→ **Task to carry out**
Repeat all entries exactly.

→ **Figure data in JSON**
----------

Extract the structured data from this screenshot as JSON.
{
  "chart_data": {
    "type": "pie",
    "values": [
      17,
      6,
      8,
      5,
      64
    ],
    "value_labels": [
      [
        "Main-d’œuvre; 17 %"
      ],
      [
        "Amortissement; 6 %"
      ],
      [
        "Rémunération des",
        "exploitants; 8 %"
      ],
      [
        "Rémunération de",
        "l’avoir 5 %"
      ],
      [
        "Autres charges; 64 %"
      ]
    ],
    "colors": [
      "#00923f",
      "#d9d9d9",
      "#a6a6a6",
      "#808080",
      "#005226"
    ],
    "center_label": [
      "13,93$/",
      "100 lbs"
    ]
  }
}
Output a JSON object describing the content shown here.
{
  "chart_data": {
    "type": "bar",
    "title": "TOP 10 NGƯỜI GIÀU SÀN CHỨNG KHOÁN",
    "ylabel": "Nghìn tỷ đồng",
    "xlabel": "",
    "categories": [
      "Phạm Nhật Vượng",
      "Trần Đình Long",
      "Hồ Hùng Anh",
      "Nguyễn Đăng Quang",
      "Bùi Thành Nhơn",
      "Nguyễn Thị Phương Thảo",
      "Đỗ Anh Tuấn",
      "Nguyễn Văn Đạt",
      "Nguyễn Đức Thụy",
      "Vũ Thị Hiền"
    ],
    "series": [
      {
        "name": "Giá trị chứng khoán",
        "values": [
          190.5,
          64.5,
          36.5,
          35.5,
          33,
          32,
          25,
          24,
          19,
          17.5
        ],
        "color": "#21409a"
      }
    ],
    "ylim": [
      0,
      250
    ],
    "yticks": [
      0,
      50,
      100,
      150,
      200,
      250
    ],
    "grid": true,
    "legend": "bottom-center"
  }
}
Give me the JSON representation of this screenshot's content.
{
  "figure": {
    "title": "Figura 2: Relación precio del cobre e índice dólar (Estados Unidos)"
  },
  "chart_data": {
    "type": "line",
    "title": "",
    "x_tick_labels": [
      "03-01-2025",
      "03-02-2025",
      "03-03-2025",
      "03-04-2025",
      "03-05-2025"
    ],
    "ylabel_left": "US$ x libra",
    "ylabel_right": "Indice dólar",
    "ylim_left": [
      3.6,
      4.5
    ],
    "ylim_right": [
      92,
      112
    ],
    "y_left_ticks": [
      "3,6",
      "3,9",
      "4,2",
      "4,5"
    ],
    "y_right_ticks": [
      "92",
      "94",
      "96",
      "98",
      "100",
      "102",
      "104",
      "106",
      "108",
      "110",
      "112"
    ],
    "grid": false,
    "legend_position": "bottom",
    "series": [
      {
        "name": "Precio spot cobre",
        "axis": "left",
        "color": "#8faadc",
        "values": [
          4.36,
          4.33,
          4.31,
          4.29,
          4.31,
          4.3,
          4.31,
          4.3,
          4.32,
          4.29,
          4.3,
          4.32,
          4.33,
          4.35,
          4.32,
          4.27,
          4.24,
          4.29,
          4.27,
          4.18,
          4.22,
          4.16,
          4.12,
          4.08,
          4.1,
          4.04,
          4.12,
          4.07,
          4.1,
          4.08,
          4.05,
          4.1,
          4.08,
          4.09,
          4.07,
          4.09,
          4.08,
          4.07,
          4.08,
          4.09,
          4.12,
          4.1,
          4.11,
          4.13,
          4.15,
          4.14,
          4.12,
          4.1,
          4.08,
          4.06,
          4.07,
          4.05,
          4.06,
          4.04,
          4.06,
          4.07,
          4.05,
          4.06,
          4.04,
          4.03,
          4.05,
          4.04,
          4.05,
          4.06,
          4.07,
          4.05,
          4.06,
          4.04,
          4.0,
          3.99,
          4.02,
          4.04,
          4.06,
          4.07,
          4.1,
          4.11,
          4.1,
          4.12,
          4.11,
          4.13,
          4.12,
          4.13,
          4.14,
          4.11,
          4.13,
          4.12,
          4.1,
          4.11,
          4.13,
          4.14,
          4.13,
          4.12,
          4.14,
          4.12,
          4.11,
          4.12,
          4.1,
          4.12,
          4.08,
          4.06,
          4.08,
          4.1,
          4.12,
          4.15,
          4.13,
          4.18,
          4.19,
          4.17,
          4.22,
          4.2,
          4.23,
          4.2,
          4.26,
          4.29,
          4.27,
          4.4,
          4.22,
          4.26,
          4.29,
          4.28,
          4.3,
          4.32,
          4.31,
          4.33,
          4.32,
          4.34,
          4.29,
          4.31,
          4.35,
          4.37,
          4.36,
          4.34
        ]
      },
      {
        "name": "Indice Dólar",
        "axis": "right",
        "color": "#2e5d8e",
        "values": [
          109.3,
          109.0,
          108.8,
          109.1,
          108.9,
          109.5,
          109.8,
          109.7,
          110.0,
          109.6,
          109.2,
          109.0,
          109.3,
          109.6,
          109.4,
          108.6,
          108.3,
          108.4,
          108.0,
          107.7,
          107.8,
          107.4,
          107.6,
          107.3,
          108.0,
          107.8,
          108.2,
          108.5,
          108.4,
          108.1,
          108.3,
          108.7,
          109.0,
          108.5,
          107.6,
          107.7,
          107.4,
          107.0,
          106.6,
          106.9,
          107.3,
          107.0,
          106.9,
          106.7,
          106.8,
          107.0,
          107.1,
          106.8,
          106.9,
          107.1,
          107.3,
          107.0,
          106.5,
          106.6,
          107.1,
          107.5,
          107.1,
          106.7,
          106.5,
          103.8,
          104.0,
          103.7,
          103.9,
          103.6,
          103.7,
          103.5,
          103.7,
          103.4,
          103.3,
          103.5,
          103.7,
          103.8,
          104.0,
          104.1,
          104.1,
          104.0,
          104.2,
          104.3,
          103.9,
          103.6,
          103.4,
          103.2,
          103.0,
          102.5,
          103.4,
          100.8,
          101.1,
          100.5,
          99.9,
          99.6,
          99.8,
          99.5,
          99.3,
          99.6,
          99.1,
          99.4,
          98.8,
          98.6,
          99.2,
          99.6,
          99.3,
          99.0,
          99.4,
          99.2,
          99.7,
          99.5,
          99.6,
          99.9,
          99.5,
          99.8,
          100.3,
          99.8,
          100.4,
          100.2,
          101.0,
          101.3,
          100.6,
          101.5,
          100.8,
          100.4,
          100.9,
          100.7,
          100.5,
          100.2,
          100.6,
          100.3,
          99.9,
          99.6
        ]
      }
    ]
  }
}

----------

→ **Exercise answer**
Extract the structured data from this screenshot as JSON.
{
  "chart_data": {
    "type": "pie",
    "values": [
      17,
      6,
      8,
      5,
      64
    ],
    "value_labels": [
      [
        "Main-d’œuvre; 17 %"
      ],
      [
        "Amortissement; 6 %"
      ],
      [
        "Rémunération des",
        "exploitants; 8 %"
      ],
      [
        "Rémunération de",
        "l’avoir 5 %"
      ],
      [
        "Autres charges; 64 %"
      ]
    ],
    "colors": [
      "#00923f",
      "#d9d9d9",
      "#a6a6a6",
      "#808080",
      "#005226"
    ],
    "center_label": [
      "13,93$/",
      "100 lbs"
    ]
  }
}
Output a JSON object describing the content shown here.
{
  "chart_data": {
    "type": "bar",
    "title": "TOP 10 NGƯỜI GIÀU SÀN CHỨNG KHOÁN",
    "ylabel": "Nghìn tỷ đồng",
    "xlabel": "",
    "categories": [
      "Phạm Nhật Vượng",
      "Trần Đình Long",
      "Hồ Hùng Anh",
      "Nguyễn Đăng Quang",
      "Bùi Thành Nhơn",
      "Nguyễn Thị Phương Thảo",
      "Đỗ Anh Tuấn",
      "Nguyễn Văn Đạt",
      "Nguyễn Đức Thụy",
      "Vũ Thị Hiền"
    ],
    "series": [
      {
        "name": "Giá trị chứng khoán",
        "values": [
          190.5,
          64.5,
          36.5,
          35.5,
          33,
          32,
          25,
          24,
          19,
          17.5
        ],
        "color": "#21409a"
      }
    ],
    "ylim": [
      0,
      250
    ],
    "yticks": [
      0,
      50,
      100,
      150,
      200,
      250
    ],
    "grid": true,
    "legend": "bottom-center"
  }
}
Give me the JSON representation of this screenshot's content.
{
  "figure": {
    "title": "Figura 2: Relación precio del cobre e índice dólar (Estados Unidos)"
  },
  "chart_data": {
    "type": "line",
    "title": "",
    "x_tick_labels": [
      "03-01-2025",
      "03-02-2025",
      "03-03-2025",
      "03-04-2025",
      "03-05-2025"
    ],
    "ylabel_left": "US$ x libra",
    "ylabel_right": "Indice dólar",
    "ylim_left": [
      3.6,
      4.5
    ],
    "ylim_right": [
      92,
      112
    ],
    "y_left_ticks": [
      "3,6",
      "3,9",
      "4,2",
      "4,5"
    ],
    "y_right_ticks": [
      "92",
      "94",
      "96",
      "98",
      "100",
      "102",
      "104",
      "106",
      "108",
      "110",
      "112"
    ],
    "grid": false,
    "legend_position": "bottom",
    "series": [
      {
        "name": "Precio spot cobre",
        "axis": "left",
        "color": "#8faadc",
        "values": [
          4.36,
          4.33,
          4.31,
          4.29,
          4.31,
          4.3,
          4.31,
          4.3,
          4.32,
          4.29,
          4.3,
          4.32,
          4.33,
          4.35,
          4.32,
          4.27,
          4.24,
          4.29,
          4.27,
          4.18,
          4.22,
          4.16,
          4.12,
          4.08,
          4.1,
          4.04,
          4.12,
          4.07,
          4.1,
          4.08,
          4.05,
          4.1,
          4.08,
          4.09,
          4.07,
          4.09,
          4.08,
          4.07,
          4.08,
          4.09,
          4.12,
          4.1,
          4.11,
          4.13,
          4.15,
          4.14,
          4.12,
          4.1,
          4.08,
          4.06,
          4.07,
          4.05,
          4.06,
          4.04,
          4.06,
          4.07,
          4.05,
          4.06,
          4.04,
          4.03,
          4.05,
          4.04,
          4.05,
          4.06,
          4.07,
          4.05,
          4.06,
          4.04,
          4.0,
          3.99,
          4.02,
          4.04,
          4.06,
          4.07,
          4.1,
          4.11,
          4.1,
          4.12,
          4.11,
          4.13,
          4.12,
          4.13,
          4.14,
          4.11,
          4.13,
          4.12,
          4.1,
          4.11,
          4.13,
          4.14,
          4.13,
          4.12,
          4.14,
          4.12,
          4.11,
          4.12,
          4.1,
          4.12,
          4.08,
          4.06,
          4.08,
          4.1,
          4.12,
          4.15,
          4.13,
          4.18,
          4.19,
          4.17,
          4.22,
          4.2,
          4.23,
          4.2,
          4.26,
          4.29,
          4.27,
          4.4,
          4.22,
          4.26,
          4.29,
          4.28,
          4.3,
          4.32,
          4.31,
          4.33,
          4.32,
          4.34,
          4.29,
          4.31,
          4.35,
          4.37,
          4.36,
          4.34
        ]
      },
      {
        "name": "Indice Dólar",
        "axis": "right",
        "color": "#2e5d8e",
        "values": [
          109.3,
          109.0,
          108.8,
          109.1,
          108.9,
          109.5,
          109.8,
          109.7,
          110.0,
          109.6,
          109.2,
          109.0,
          109.3,
          109.6,
          109.4,
          108.6,
          108.3,
          108.4,
          108.0,
          107.7,
          107.8,
          107.4,
          107.6,
          107.3,
          108.0,
          107.8,
          108.2,
          108.5,
          108.4,
          108.1,
          108.3,
          108.7,
          109.0,
          108.5,
          107.6,
          107.7,
          107.4,
          107.0,
          106.6,
          106.9,
          107.3,
          107.0,
          106.9,
          106.7,
          106.8,
          107.0,
          107.1,
          106.8,
          106.9,
          107.1,
          107.3,
          107.0,
          106.5,
          106.6,
          107.1,
          107.5,
          107.1,
          106.7,
          106.5,
          103.8,
          104.0,
          103.7,
          103.9,
          103.6,
          103.7,
          103.5,
          103.7,
          103.4,
          103.3,
          103.5,
          103.7,
          103.8,
          104.0,
          104.1,
          104.1,
          104.0,
          104.2,
          104.3,
          103.9,
          103.6,
          103.4,
          103.2,
          103.0,
          102.5,
          103.4,
          100.8,
          101.1,
          100.5,
          99.9,
          99.6,
          99.8,
          99.5,
          99.3,
          99.6,
          99.1,
          99.4,
          98.8,
          98.6,
          99.2,
          99.6,
          99.3,
          99.0,
          99.4,
          99.2,
          99.7,
          99.5,
          99.6,
          99.9,
          99.5,
          99.8,
          100.3,
          99.8,
          100.4,
          100.2,
          101.0,
          101.3,
          100.6,
          101.5,
          100.8,
          100.4,
          100.9,
          100.7,
          100.5,
          100.2,
          100.6,
          100.3,
          99.9,
          99.6
        ]
      }
    ]
  }
}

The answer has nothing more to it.